● What needs to be done
Print every record below exactly as written.

● Exercise input

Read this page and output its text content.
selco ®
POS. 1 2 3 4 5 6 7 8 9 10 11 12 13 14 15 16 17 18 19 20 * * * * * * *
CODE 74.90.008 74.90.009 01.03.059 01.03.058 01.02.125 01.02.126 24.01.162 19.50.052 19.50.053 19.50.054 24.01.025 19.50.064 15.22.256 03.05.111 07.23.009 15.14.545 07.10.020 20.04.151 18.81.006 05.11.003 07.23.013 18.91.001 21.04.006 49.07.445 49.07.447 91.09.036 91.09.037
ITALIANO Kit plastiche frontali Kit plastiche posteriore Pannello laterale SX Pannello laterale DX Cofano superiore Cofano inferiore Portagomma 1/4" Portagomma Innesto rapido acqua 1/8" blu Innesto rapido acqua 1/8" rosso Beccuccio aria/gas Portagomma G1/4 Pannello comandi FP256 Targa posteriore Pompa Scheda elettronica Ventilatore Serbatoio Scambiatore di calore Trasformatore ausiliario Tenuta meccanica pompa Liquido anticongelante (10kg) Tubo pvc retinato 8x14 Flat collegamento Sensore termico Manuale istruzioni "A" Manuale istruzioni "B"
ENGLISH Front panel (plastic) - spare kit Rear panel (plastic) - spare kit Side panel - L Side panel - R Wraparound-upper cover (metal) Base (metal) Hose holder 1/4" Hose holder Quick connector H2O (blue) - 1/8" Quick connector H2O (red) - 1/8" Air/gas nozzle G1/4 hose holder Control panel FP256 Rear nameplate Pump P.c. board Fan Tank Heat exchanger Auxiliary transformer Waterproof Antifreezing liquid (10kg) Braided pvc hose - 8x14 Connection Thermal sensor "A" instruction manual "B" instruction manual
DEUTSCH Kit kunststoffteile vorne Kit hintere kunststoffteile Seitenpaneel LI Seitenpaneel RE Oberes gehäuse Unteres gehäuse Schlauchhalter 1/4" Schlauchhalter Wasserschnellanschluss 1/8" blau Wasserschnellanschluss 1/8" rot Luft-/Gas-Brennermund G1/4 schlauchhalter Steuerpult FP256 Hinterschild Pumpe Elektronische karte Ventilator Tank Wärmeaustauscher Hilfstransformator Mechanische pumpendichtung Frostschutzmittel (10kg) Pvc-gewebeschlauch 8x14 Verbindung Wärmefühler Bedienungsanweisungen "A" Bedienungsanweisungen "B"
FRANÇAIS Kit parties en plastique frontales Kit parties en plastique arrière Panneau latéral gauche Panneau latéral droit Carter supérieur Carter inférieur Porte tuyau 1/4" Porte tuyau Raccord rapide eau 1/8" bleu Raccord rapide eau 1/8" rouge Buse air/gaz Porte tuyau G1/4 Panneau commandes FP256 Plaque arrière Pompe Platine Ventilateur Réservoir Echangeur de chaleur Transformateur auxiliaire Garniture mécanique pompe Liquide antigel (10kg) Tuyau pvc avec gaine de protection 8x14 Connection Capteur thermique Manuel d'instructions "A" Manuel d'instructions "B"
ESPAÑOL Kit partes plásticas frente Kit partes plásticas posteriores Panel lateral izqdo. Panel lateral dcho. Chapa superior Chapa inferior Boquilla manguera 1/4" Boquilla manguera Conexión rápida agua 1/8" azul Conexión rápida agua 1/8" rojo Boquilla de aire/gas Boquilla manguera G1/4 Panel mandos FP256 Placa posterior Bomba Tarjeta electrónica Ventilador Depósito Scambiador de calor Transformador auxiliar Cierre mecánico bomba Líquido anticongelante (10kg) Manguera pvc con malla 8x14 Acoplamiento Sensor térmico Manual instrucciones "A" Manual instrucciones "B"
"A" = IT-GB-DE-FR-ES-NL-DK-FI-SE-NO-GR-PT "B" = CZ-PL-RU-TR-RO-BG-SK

● Full solution
Read this page and output its text content.
selco ®
POS. 1 2 3 4 5 6 7 8 9 10 11 12 13 14 15 16 17 18 19 20 * * * * * * *
CODE 74.90.008 74.90.009 01.03.059 01.03.058 01.02.125 01.02.126 24.01.162 19.50.052 19.50.053 19.50.054 24.01.025 19.50.064 15.22.256 03.05.111 07.23.009 15.14.545 07.10.020 20.04.151 18.81.006 05.11.003 07.23.013 18.91.001 21.04.006 49.07.445 49.07.447 91.09.036 91.09.037
ITALIANO Kit plastiche frontali Kit plastiche posteriore Pannello laterale SX Pannello laterale DX Cofano superiore Cofano inferiore Portagomma 1/4" Portagomma Innesto rapido acqua 1/8" blu Innesto rapido acqua 1/8" rosso Beccuccio aria/gas Portagomma G1/4 Pannello comandi FP256 Targa posteriore Pompa Scheda elettronica Ventilatore Serbatoio Scambiatore di calore Trasformatore ausiliario Tenuta meccanica pompa Liquido anticongelante (10kg) Tubo pvc retinato 8x14 Flat collegamento Sensore termico Manuale istruzioni "A" Manuale istruzioni "B"
ENGLISH Front panel (plastic) - spare kit Rear panel (plastic) - spare kit Side panel - L Side panel - R Wraparound-upper cover (metal) Base (metal) Hose holder 1/4" Hose holder Quick connector H2O (blue) - 1/8" Quick connector H2O (red) - 1/8" Air/gas nozzle G1/4 hose holder Control panel FP256 Rear nameplate Pump P.c. board Fan Tank Heat exchanger Auxiliary transformer Waterproof Antifreezing liquid (10kg) Braided pvc hose - 8x14 Connection Thermal sensor "A" instruction manual "B" instruction manual
DEUTSCH Kit kunststoffteile vorne Kit hintere kunststoffteile Seitenpaneel LI Seitenpaneel RE Oberes gehäuse Unteres gehäuse Schlauchhalter 1/4" Schlauchhalter Wasserschnellanschluss 1/8" blau Wasserschnellanschluss 1/8" rot Luft-/Gas-Brennermund G1/4 schlauchhalter Steuerpult FP256 Hinterschild Pumpe Elektronische karte Ventilator Tank Wärmeaustauscher Hilfstransformator Mechanische pumpendichtung Frostschutzmittel (10kg) Pvc-gewebeschlauch 8x14 Verbindung Wärmefühler Bedienungsanweisungen "A" Bedienungsanweisungen "B"
FRANÇAIS Kit parties en plastique frontales Kit parties en plastique arrière Panneau latéral gauche Panneau latéral droit Carter supérieur Carter inférieur Porte tuyau 1/4" Porte tuyau Raccord rapide eau 1/8" bleu Raccord rapide eau 1/8" rouge Buse air/gaz Porte tuyau G1/4 Panneau commandes FP256 Plaque arrière Pompe Platine Ventilateur Réservoir Echangeur de chaleur Transformateur auxiliaire Garniture mécanique pompe Liquide antigel (10kg) Tuyau pvc avec gaine de protection 8x14 Connection Capteur thermique Manuel d'instructions "A" Manuel d'instructions "B"
ESPAÑOL Kit partes plásticas frente Kit partes plásticas posteriores Panel lateral izqdo. Panel lateral dcho. Chapa superior Chapa inferior Boquilla manguera 1/4" Boquilla manguera Conexión rápida agua 1/8" azul Conexión rápida agua 1/8" rojo Boquilla de aire/gas Boquilla manguera G1/4 Panel mandos FP256 Placa posterior Bomba Tarjeta electrónica Ventilador Depósito Scambiador de calor Transformador auxiliar Cierre mecánico bomba Líquido anticongelante (10kg) Manguera pvc con malla 8x14 Acoplamiento Sensor térmico Manual instrucciones "A" Manual instrucciones "B"
"A" = IT-GB-DE-FR-ES-NL-DK-FI-SE-NO-GR-PT "B" = CZ-PL-RU-TR-RO-BG-SK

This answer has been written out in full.